──────── GIVEN RECORDS ────────

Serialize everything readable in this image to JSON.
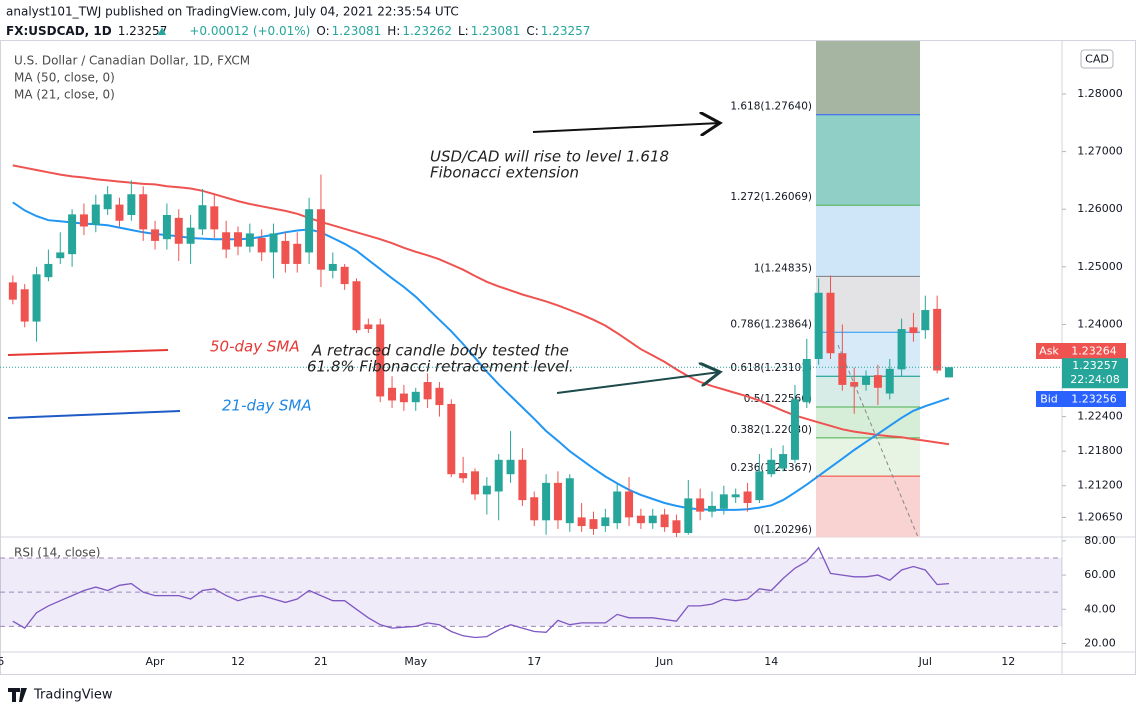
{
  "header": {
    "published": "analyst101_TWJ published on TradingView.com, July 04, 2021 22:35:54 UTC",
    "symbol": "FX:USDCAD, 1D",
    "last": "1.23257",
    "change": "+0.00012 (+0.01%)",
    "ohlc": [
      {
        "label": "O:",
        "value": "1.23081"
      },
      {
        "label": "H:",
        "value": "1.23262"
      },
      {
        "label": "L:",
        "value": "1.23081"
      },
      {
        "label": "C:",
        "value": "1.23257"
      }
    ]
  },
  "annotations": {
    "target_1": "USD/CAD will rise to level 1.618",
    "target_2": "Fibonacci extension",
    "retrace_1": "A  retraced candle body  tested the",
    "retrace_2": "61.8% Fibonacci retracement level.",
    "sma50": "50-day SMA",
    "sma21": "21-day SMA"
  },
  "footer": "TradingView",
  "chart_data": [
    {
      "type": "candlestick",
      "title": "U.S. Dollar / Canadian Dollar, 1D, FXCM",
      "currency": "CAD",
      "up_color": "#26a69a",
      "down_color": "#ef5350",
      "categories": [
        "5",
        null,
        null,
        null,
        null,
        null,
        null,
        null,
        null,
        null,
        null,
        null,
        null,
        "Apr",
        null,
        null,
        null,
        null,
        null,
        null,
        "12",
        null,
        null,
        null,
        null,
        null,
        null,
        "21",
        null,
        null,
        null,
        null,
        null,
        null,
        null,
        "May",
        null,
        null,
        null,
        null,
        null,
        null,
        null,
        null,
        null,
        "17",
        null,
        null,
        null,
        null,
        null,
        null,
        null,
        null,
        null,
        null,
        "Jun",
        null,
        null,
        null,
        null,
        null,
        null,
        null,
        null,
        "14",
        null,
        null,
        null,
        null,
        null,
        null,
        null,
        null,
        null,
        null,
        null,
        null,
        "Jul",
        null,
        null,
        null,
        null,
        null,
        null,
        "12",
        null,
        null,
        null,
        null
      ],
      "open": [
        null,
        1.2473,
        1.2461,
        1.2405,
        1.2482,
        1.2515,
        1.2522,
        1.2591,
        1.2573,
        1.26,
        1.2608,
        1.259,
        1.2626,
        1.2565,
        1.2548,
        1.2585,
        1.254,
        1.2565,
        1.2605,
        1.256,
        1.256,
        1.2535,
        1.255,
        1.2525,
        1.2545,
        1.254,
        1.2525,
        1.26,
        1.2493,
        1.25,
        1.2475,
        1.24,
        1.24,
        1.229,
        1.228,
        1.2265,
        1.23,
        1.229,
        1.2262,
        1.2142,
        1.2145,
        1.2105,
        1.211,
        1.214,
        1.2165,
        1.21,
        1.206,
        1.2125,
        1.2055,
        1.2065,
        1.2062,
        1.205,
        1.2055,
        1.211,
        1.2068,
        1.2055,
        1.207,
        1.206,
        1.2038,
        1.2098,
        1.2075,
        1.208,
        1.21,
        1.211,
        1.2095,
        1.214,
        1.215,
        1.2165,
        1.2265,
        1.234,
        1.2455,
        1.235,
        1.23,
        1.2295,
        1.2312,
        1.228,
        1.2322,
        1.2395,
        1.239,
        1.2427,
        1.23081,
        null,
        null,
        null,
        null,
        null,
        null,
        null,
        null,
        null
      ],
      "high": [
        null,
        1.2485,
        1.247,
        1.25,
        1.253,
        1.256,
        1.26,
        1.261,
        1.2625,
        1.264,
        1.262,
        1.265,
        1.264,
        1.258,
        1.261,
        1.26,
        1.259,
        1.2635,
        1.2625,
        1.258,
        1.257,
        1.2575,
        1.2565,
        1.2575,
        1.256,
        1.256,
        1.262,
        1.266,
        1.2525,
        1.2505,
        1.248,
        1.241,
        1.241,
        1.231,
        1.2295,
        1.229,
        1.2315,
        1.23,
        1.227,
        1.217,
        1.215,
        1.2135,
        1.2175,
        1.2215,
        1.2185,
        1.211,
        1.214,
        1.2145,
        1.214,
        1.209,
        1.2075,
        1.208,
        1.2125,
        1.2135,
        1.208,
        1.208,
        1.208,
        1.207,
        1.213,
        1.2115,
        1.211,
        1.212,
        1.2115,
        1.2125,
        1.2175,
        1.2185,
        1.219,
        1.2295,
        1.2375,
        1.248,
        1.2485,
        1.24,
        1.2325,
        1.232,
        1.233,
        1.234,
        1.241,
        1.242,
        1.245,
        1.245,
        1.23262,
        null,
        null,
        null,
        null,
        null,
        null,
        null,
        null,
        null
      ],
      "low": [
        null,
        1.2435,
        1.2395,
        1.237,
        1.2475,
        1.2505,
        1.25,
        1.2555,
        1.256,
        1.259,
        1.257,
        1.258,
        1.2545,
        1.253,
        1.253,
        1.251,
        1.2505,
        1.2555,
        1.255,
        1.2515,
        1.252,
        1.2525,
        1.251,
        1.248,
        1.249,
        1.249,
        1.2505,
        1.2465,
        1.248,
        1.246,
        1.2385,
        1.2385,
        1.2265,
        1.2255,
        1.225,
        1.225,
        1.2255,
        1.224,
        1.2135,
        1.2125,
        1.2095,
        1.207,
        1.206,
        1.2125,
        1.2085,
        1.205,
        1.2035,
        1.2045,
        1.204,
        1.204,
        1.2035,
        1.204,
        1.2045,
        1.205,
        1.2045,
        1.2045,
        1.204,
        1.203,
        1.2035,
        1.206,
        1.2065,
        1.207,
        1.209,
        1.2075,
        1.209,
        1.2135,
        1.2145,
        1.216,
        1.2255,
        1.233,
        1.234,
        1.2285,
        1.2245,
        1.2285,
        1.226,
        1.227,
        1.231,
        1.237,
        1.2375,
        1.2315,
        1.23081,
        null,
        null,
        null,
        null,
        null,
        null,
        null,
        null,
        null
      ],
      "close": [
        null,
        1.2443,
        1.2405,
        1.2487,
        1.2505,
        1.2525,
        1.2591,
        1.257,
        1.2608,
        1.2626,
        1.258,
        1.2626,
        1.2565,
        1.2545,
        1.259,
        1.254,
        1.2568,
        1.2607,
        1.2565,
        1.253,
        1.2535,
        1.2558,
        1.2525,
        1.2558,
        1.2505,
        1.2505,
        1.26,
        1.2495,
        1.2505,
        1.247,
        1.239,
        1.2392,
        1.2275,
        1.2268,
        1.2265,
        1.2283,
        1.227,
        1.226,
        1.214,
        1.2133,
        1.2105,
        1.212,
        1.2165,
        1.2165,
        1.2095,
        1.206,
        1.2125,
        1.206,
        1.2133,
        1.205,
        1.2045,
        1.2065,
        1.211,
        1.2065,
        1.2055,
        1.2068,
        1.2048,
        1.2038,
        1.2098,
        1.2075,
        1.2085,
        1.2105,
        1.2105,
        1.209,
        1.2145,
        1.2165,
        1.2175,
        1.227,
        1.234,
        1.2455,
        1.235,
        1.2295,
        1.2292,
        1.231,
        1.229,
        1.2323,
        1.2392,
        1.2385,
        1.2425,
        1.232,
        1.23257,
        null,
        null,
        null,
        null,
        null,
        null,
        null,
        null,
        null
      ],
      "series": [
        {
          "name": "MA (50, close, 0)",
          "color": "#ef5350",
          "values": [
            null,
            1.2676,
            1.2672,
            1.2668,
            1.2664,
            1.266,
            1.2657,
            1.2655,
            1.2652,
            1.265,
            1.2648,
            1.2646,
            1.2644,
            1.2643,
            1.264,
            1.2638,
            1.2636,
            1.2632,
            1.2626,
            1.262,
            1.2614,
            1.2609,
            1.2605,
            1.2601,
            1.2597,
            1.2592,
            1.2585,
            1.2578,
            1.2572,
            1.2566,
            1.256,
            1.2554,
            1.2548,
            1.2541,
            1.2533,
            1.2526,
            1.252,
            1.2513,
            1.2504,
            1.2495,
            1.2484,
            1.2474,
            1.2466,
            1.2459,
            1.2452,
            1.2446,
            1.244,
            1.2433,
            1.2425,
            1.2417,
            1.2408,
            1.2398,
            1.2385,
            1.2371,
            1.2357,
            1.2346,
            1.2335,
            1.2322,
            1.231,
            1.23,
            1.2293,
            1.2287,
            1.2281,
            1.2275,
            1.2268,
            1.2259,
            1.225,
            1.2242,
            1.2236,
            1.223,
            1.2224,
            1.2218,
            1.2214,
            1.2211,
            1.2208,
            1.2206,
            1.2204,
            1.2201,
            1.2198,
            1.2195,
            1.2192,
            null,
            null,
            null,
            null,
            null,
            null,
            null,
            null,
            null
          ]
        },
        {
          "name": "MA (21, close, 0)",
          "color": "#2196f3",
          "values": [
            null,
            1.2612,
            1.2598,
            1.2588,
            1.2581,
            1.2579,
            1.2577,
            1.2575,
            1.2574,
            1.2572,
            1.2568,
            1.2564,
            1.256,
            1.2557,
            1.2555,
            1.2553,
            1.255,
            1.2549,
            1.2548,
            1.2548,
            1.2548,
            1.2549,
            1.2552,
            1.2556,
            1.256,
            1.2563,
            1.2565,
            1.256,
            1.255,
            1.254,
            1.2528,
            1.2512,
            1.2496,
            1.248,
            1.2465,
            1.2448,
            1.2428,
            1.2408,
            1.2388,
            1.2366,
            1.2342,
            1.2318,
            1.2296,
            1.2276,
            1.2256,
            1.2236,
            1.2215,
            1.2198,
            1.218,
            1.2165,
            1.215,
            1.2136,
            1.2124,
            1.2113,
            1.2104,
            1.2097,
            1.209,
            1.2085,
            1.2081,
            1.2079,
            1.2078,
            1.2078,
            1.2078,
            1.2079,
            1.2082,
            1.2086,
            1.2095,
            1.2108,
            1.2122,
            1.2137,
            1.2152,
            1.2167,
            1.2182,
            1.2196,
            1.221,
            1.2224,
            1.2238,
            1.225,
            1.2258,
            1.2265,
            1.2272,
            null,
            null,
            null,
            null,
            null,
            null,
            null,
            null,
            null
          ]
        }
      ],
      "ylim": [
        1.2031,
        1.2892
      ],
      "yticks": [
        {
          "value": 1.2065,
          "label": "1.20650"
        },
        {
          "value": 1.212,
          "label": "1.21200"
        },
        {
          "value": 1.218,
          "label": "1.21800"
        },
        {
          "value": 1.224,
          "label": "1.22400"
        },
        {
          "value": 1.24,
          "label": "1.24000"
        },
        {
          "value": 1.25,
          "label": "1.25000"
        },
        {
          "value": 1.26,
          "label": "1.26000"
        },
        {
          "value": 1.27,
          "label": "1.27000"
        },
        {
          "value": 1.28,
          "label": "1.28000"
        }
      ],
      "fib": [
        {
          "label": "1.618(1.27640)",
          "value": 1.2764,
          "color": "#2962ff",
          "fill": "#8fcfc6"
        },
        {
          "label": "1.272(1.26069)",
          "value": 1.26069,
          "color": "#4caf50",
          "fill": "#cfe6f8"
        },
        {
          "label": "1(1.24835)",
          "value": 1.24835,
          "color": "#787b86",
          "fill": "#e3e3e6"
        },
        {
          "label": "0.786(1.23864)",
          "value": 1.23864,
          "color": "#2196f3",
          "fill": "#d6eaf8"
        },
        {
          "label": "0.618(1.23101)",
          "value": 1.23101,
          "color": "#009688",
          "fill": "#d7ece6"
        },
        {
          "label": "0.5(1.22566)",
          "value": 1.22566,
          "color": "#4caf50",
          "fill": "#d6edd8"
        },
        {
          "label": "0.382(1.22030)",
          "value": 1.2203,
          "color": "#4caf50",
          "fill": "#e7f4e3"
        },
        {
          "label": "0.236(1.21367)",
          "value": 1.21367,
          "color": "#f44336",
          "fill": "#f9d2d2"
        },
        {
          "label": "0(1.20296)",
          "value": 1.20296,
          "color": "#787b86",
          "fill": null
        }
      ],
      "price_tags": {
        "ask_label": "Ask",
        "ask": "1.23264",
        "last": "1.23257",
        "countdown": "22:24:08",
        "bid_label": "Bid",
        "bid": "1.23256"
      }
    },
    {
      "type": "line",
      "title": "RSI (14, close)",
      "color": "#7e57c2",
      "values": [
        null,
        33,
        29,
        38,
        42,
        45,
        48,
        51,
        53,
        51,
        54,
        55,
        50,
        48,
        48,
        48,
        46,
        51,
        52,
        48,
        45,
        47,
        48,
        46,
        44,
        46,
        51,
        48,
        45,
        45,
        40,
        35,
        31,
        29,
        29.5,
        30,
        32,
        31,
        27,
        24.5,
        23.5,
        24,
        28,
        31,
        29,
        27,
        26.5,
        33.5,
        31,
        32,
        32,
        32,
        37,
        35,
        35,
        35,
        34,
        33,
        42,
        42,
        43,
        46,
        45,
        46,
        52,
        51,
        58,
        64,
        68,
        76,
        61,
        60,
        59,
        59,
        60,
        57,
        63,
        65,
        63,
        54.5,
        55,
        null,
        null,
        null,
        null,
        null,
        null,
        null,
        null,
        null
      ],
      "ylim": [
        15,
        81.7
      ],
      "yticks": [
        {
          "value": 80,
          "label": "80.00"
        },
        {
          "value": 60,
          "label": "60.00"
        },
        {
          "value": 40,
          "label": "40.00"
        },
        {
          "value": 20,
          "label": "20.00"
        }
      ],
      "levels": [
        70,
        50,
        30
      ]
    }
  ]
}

────────

◆ STATED EXERCISE
Locate the lines above that hold the word "fill". Show every one of them.

◆ WRITTEN ANSWER
          "fill": "#8fcfc6"
          "fill": "#cfe6f8"
          "fill": "#e3e3e6"
          "fill": "#d6eaf8"
          "fill": "#d7ece6"
          "fill": "#d6edd8"
          "fill": "#e7f4e3"
          "fill": "#f9d2d2"
          "fill": null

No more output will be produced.